— START Dataset —

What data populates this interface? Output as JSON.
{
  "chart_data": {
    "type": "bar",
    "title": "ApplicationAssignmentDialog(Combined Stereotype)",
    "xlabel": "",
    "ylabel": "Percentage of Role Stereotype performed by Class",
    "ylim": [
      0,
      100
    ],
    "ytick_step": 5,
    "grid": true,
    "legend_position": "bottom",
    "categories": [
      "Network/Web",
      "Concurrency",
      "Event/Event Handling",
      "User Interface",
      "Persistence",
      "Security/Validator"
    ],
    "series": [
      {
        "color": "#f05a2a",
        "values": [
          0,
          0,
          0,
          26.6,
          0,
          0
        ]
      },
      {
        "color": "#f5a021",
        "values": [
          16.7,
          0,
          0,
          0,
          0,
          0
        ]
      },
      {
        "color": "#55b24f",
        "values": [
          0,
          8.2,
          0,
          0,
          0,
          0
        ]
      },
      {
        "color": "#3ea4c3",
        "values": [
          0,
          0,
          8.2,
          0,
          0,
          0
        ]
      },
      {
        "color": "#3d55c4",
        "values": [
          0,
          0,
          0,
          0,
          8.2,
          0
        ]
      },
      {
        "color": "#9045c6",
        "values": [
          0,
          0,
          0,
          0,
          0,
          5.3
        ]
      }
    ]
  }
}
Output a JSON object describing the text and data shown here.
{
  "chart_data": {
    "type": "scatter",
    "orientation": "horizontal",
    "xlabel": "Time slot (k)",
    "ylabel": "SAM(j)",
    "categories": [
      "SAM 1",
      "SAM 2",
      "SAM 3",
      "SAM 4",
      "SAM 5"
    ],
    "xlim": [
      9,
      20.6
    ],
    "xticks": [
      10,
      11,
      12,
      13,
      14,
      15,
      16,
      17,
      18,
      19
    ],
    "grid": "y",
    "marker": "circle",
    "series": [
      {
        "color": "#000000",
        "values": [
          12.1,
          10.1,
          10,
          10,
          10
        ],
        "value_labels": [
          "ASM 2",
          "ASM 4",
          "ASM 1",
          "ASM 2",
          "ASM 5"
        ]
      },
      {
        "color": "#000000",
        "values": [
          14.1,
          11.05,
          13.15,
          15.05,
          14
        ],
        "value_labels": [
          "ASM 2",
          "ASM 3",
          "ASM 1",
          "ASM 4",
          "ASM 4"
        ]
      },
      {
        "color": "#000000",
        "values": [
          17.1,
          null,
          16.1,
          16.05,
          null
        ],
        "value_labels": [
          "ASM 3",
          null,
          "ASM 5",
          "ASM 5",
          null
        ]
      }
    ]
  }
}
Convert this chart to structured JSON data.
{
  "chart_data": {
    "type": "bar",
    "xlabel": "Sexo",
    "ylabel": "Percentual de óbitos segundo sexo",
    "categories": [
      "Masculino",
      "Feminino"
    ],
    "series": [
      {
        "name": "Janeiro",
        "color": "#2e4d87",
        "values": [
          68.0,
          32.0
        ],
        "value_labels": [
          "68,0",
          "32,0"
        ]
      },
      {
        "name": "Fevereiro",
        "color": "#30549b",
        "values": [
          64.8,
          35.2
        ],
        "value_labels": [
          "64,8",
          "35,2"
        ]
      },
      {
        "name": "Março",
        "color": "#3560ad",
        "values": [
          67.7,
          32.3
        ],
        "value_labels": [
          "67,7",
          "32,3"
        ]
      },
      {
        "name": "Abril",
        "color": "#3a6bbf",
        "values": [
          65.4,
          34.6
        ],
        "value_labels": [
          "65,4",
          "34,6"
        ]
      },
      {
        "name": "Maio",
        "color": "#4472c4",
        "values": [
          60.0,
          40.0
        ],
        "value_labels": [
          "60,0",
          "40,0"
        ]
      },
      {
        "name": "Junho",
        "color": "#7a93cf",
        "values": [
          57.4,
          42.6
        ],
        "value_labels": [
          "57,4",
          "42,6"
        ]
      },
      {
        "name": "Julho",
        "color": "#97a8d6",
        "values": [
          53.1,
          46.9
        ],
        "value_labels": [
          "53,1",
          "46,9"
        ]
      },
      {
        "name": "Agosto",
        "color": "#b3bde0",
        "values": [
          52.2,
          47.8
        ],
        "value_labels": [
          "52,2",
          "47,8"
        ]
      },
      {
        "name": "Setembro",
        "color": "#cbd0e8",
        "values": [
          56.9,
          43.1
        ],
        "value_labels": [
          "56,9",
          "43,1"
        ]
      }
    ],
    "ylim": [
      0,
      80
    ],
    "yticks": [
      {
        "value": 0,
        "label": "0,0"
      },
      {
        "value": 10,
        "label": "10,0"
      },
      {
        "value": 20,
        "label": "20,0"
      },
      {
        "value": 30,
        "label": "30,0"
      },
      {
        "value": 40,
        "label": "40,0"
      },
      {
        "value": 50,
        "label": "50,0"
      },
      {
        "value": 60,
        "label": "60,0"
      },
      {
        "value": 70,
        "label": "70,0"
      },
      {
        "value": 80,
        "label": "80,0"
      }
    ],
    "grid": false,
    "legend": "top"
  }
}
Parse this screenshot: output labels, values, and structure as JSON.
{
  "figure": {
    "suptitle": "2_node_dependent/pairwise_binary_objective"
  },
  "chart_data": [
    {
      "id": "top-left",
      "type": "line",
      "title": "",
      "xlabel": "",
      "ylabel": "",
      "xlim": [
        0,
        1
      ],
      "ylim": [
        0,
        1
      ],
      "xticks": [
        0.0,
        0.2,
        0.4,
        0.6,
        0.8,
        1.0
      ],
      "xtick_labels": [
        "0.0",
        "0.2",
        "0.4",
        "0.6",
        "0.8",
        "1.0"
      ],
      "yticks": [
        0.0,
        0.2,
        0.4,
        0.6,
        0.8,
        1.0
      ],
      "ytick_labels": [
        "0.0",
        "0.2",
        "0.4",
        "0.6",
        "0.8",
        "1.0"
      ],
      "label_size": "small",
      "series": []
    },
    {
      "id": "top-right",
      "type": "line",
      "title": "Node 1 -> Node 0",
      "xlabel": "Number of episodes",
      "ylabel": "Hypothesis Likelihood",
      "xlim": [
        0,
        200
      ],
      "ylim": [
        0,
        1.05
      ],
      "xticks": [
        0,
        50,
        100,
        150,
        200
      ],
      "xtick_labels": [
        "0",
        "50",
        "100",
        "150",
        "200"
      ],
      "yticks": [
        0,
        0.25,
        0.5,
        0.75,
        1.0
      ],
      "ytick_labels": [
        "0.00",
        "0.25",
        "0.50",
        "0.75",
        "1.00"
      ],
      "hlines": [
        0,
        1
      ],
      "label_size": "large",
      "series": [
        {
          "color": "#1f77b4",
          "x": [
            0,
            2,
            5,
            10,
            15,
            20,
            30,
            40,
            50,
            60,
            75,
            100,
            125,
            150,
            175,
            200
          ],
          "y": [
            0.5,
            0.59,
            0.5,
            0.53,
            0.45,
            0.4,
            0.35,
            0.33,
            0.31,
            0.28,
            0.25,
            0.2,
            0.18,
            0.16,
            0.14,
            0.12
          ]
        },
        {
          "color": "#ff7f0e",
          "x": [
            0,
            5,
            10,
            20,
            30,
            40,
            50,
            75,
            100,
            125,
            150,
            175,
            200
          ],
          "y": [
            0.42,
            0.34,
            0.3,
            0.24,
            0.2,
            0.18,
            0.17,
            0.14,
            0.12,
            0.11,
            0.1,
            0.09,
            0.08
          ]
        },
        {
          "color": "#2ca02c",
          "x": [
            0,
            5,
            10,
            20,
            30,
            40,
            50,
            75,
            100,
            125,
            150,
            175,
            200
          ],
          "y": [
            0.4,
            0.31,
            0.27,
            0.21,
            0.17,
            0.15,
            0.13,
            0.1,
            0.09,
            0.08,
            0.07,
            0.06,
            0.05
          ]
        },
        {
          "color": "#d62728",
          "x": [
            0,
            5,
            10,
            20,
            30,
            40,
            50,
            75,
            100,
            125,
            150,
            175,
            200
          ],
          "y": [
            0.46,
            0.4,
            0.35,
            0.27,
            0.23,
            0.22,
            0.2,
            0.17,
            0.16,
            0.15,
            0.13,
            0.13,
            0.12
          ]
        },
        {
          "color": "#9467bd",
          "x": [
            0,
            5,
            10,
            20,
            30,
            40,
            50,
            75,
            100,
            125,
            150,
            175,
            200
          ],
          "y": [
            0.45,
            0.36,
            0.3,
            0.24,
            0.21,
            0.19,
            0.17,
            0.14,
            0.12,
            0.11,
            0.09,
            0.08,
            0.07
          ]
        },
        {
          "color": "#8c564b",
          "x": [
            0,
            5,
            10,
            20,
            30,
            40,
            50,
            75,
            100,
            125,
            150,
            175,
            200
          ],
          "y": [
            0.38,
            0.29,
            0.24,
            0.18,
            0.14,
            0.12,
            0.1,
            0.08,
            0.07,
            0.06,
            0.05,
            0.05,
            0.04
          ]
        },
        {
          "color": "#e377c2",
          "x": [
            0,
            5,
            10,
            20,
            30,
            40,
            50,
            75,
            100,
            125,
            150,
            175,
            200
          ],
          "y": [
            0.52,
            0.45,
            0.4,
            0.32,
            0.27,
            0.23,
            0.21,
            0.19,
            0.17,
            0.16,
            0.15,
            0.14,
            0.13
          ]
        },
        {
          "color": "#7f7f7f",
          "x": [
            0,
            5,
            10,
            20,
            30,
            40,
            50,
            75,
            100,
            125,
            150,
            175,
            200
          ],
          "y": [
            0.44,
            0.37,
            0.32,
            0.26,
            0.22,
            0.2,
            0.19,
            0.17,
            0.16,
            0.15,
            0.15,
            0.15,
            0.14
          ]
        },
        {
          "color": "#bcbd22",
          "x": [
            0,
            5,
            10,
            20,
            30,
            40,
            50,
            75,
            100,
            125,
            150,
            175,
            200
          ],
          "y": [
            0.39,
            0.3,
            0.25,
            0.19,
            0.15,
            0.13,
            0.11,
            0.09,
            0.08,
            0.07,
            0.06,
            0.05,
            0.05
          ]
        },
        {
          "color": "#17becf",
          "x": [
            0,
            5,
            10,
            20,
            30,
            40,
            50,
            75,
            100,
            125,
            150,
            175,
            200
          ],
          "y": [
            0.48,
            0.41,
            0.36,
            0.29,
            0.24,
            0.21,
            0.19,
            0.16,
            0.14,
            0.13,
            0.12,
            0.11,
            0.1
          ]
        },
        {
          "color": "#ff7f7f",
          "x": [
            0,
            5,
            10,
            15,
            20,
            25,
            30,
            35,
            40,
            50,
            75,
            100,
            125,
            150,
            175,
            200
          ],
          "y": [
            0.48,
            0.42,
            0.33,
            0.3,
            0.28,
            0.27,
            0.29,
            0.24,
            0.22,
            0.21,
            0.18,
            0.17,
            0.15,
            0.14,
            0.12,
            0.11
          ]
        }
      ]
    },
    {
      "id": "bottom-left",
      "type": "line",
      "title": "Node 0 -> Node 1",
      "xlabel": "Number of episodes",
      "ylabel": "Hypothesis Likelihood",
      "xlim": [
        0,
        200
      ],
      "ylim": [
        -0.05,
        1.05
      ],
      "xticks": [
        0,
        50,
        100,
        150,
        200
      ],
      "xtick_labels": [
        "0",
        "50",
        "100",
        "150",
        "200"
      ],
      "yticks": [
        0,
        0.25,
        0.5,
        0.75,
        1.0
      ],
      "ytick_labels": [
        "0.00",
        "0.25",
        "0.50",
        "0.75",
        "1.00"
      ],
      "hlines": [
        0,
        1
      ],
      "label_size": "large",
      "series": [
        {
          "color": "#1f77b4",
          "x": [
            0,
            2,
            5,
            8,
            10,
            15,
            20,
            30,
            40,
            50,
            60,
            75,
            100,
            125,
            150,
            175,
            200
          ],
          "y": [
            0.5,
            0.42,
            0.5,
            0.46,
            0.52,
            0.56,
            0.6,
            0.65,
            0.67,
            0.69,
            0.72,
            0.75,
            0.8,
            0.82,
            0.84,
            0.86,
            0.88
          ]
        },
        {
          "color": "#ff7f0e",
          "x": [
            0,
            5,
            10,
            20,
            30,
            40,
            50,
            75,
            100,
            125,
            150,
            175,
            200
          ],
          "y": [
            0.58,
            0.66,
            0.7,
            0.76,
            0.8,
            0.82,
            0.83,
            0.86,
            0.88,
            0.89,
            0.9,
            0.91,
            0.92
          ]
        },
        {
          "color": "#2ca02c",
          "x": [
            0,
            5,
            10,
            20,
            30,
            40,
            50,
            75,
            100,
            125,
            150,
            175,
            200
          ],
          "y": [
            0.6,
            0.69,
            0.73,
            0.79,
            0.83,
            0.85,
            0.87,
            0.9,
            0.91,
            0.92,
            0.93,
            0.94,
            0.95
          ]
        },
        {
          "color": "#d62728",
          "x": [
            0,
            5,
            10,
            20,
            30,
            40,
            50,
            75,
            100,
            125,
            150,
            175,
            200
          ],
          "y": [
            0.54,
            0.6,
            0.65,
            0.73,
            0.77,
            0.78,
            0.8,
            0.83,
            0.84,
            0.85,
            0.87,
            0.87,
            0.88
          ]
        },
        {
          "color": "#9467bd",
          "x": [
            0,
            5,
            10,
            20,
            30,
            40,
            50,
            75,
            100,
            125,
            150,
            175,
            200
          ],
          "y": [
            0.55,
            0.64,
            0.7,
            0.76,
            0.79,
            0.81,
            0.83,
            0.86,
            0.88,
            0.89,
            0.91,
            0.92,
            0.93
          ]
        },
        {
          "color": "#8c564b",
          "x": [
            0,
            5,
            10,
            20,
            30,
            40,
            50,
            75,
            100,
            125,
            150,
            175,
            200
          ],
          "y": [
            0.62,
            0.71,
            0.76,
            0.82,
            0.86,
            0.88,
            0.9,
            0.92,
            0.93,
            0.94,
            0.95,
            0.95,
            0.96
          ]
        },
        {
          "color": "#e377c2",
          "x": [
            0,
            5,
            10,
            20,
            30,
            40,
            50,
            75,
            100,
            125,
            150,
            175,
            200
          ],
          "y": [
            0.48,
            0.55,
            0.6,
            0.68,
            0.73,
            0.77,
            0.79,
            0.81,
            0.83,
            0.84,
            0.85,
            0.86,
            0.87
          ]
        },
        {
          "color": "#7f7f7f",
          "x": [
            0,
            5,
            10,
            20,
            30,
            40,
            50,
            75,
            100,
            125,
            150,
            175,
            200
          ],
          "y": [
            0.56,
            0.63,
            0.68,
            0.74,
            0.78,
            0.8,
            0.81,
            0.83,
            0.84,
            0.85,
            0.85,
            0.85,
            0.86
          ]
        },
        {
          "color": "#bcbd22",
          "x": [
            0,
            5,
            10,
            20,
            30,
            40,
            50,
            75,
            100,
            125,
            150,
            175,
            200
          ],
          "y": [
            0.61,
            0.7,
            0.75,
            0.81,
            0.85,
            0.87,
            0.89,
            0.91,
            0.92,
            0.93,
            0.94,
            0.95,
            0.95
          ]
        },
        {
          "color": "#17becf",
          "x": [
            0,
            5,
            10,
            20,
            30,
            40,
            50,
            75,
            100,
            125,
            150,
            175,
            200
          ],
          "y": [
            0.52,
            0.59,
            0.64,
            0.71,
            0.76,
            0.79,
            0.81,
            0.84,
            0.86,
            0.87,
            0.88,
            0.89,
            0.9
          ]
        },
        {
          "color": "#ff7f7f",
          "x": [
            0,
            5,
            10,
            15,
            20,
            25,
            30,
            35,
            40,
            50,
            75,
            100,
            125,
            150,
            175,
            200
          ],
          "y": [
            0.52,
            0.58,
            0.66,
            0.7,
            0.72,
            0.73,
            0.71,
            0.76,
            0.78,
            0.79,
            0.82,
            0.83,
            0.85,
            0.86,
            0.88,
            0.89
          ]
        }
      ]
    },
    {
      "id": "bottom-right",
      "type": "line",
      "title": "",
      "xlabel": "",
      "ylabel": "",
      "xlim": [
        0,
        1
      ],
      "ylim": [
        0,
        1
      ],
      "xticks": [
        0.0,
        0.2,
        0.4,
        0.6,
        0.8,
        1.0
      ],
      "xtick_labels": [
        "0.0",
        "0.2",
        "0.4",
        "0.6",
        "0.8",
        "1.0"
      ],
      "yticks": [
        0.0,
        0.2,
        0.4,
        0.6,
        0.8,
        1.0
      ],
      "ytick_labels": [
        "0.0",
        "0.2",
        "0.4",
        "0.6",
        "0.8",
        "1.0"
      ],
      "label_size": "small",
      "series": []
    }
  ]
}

— END Dataset —

* **Task goal**
Working from the material above, state how many lines contain "xlabel"; give only the number.

* **Worked answer**
7